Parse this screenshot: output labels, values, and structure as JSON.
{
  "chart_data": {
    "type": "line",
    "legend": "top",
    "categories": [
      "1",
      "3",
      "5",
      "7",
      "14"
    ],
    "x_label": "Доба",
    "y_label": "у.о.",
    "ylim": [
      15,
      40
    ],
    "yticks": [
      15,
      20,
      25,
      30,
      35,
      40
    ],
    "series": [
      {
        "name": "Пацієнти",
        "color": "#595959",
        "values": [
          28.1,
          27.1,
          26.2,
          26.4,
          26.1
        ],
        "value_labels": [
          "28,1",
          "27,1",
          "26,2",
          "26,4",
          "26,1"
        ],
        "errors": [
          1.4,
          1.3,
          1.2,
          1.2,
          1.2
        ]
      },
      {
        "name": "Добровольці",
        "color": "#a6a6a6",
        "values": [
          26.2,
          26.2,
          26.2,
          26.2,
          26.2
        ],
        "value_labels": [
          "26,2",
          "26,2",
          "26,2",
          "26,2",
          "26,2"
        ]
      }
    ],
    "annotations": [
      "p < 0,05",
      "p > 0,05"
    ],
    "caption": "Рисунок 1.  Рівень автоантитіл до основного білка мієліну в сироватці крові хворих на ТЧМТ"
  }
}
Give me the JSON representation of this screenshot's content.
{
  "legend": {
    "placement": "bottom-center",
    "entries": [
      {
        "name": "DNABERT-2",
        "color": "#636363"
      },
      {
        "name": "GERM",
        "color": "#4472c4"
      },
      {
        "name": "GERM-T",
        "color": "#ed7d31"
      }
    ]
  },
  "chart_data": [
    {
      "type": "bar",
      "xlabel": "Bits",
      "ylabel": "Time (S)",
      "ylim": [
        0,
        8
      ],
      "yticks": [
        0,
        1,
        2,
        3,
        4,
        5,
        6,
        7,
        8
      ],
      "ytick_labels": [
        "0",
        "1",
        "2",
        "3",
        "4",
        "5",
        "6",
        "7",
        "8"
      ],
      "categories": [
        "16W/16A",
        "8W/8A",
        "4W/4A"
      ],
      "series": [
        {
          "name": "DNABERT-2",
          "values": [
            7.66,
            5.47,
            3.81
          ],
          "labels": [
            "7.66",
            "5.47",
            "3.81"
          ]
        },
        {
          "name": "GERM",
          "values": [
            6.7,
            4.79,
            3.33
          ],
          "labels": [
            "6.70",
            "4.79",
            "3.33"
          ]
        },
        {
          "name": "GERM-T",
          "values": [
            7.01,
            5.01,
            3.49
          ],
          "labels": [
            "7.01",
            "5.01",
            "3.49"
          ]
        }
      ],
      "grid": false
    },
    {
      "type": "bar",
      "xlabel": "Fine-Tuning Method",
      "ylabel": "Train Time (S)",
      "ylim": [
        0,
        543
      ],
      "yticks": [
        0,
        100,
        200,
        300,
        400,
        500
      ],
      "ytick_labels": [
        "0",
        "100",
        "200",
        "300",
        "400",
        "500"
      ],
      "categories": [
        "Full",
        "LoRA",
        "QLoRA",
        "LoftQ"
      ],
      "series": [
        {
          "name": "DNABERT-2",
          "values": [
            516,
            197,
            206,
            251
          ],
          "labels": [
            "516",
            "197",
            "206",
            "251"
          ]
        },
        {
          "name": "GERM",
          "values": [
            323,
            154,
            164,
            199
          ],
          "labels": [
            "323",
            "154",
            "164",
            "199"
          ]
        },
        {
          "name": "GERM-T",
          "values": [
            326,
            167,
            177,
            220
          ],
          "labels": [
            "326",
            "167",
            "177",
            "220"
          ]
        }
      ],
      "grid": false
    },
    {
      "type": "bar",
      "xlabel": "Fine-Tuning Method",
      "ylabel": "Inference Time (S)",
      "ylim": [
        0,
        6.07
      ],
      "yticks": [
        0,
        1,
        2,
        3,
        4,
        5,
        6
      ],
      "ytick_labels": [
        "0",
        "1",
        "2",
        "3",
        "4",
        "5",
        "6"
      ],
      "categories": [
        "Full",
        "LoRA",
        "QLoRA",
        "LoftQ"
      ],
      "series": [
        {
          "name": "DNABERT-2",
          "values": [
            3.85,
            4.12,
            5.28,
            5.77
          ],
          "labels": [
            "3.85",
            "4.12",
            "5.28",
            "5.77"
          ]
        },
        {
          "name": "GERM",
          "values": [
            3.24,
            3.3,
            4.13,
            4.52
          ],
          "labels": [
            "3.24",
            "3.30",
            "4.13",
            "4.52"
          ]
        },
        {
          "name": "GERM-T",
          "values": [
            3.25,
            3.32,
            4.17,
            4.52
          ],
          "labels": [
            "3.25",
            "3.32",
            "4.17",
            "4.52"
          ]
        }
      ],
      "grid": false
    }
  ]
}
☆ ☆ ☆ ☆ ☆ ☆ ☆
* **WHAT IS BEING ASKED**
Take every line containing the word "Time" and copy it.

* **WRITTEN ANSWER**
      "ylabel": "Time (S)",
      "ylabel": "Train Time (S)",
      "ylabel": "Inference Time (S)",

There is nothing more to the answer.